The request> Filter this data down to the lines that hold "grid", and copy them.

Material>
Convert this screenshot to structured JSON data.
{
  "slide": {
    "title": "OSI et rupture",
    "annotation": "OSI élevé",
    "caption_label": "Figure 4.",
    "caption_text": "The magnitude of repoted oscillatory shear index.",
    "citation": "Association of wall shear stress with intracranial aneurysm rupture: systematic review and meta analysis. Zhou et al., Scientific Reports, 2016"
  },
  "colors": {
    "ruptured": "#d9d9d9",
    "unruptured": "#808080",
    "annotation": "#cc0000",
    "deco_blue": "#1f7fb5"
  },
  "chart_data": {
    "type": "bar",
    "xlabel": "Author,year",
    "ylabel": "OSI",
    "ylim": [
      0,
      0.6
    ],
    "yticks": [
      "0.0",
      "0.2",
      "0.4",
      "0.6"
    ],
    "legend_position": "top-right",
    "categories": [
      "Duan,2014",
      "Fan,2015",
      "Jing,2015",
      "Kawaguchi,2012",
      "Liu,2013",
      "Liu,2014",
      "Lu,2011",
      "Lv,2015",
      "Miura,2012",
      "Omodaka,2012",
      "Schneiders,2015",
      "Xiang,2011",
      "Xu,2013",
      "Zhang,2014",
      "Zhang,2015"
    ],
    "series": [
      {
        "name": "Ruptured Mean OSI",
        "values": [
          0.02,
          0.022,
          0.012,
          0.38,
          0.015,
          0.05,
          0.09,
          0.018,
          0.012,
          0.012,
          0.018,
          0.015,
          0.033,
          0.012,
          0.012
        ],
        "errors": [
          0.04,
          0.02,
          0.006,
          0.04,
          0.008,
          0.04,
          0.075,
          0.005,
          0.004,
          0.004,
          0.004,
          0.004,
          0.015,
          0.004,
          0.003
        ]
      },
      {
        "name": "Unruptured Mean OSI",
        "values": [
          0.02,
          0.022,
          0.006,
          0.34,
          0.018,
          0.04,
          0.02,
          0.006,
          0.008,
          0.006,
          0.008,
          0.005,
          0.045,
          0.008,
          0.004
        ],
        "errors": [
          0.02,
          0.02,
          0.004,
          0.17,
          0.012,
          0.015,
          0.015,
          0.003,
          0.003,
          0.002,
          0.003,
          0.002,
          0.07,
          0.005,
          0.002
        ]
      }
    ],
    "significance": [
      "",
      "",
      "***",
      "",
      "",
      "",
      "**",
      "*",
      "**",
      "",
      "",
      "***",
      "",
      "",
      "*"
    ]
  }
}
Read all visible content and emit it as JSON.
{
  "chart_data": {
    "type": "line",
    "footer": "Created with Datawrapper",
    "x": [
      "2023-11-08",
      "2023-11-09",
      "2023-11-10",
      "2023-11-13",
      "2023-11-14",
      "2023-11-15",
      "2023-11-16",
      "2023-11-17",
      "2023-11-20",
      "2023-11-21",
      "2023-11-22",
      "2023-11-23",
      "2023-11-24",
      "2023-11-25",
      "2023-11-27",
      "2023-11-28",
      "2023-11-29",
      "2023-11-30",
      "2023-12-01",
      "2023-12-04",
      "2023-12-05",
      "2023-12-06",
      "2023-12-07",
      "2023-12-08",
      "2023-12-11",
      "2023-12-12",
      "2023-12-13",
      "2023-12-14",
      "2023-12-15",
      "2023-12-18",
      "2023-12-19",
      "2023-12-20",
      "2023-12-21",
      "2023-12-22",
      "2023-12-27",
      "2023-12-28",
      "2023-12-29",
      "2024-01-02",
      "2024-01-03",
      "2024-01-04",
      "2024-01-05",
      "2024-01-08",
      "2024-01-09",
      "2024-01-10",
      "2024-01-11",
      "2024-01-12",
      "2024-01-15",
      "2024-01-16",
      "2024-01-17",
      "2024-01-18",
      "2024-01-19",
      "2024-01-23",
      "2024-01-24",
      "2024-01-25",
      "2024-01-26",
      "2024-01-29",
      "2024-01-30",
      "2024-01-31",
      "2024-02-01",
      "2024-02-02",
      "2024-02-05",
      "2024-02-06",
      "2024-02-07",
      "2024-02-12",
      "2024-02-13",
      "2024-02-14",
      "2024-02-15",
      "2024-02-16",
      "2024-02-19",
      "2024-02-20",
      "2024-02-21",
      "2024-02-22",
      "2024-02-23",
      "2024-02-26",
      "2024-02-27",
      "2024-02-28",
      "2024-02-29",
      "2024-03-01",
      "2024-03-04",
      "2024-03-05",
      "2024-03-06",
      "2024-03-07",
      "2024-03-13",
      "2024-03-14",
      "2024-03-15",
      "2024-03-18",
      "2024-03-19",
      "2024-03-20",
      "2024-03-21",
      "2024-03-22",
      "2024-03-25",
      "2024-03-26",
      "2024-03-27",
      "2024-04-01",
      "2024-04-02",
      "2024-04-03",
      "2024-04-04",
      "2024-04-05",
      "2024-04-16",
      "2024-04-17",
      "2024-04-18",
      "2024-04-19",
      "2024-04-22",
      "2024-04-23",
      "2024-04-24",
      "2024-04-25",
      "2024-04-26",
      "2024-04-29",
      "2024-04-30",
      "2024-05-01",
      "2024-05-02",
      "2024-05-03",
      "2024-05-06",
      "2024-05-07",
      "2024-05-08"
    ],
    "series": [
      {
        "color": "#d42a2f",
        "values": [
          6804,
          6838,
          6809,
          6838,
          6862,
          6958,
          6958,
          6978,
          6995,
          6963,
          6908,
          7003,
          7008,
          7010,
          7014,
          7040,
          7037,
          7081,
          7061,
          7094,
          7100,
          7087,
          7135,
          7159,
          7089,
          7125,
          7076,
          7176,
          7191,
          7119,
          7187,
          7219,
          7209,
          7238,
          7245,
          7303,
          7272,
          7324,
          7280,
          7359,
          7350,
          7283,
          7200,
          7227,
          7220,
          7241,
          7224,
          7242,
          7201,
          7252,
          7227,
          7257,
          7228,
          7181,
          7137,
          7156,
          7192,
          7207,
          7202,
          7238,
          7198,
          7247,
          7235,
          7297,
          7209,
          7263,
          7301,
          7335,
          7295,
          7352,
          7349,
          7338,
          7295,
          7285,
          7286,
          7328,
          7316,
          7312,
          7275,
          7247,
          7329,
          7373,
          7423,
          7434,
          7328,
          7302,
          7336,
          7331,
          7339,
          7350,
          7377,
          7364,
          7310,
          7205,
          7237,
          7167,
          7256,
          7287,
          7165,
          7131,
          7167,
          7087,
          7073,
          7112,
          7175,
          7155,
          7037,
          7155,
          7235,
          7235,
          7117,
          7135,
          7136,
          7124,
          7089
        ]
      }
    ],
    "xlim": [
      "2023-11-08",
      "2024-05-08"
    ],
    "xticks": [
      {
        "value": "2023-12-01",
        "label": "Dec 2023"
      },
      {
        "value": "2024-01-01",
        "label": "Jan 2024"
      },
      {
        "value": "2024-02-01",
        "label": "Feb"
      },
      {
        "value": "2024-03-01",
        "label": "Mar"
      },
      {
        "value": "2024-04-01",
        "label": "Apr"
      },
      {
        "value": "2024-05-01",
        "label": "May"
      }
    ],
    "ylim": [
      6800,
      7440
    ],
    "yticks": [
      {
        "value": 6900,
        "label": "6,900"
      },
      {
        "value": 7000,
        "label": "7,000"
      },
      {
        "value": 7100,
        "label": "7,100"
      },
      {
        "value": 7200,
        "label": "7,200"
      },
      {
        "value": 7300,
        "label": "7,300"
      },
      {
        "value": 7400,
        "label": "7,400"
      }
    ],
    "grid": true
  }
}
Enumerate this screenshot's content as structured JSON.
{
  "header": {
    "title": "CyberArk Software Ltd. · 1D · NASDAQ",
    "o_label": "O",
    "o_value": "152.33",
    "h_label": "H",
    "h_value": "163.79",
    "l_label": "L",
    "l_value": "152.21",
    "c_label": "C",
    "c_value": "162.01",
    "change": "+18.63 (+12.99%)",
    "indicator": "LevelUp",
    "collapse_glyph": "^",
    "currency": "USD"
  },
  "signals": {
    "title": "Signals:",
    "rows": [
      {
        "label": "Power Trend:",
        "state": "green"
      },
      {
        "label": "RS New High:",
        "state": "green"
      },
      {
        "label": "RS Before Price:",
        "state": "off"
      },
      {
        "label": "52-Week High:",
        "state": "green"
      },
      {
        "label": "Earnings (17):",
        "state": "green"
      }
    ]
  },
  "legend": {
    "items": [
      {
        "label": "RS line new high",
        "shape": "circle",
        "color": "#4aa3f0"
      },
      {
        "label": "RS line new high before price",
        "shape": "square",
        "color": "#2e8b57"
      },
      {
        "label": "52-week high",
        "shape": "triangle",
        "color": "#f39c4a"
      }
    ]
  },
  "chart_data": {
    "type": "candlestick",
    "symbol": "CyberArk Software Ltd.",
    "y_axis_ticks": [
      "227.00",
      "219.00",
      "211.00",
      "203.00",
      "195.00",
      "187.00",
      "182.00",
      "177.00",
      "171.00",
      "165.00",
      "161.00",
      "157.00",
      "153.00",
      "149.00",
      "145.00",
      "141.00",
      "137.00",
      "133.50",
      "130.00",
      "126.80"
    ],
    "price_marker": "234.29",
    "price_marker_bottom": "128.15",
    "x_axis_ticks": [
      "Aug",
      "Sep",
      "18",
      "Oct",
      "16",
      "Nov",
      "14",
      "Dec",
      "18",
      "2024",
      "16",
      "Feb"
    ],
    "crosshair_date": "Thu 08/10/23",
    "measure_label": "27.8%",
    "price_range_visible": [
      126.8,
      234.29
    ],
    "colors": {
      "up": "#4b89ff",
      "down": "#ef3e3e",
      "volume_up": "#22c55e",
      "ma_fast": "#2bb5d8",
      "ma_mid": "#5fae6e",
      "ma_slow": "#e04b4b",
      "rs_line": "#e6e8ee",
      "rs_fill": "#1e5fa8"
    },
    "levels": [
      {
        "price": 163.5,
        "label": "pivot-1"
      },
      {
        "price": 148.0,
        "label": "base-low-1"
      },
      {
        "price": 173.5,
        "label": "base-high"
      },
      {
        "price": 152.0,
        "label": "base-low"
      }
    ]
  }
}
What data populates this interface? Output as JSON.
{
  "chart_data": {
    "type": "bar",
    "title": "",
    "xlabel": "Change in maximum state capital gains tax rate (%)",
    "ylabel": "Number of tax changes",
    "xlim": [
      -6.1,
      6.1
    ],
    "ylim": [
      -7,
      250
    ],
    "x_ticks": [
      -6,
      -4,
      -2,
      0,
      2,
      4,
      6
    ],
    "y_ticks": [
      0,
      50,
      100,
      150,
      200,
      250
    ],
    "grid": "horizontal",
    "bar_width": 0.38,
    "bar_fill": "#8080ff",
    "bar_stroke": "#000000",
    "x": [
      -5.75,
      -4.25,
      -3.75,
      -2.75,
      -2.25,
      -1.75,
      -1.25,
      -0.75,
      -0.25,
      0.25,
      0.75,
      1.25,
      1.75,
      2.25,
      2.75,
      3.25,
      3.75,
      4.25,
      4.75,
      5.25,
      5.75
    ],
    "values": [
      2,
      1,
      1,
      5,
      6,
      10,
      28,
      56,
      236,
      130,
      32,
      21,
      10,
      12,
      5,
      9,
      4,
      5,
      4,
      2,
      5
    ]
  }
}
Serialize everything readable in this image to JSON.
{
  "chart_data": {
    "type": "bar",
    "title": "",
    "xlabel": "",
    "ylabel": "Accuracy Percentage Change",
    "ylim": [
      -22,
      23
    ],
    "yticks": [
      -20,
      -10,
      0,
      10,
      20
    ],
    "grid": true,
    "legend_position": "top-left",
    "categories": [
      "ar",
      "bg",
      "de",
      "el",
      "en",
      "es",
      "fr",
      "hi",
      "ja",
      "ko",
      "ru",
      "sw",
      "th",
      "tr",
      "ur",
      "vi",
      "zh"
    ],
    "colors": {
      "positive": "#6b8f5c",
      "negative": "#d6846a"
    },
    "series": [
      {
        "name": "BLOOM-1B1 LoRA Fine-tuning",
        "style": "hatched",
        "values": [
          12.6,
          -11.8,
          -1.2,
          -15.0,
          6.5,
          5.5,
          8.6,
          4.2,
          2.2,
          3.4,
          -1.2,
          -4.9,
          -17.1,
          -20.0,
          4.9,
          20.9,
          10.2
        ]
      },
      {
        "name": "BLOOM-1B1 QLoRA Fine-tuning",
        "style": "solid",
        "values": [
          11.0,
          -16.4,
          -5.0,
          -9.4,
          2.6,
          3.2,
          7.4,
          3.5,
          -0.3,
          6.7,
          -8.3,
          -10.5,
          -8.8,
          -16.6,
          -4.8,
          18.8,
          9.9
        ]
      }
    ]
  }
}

Response to the exercise>
    "grid": true
    "grid": "horizontal",
    "grid": true,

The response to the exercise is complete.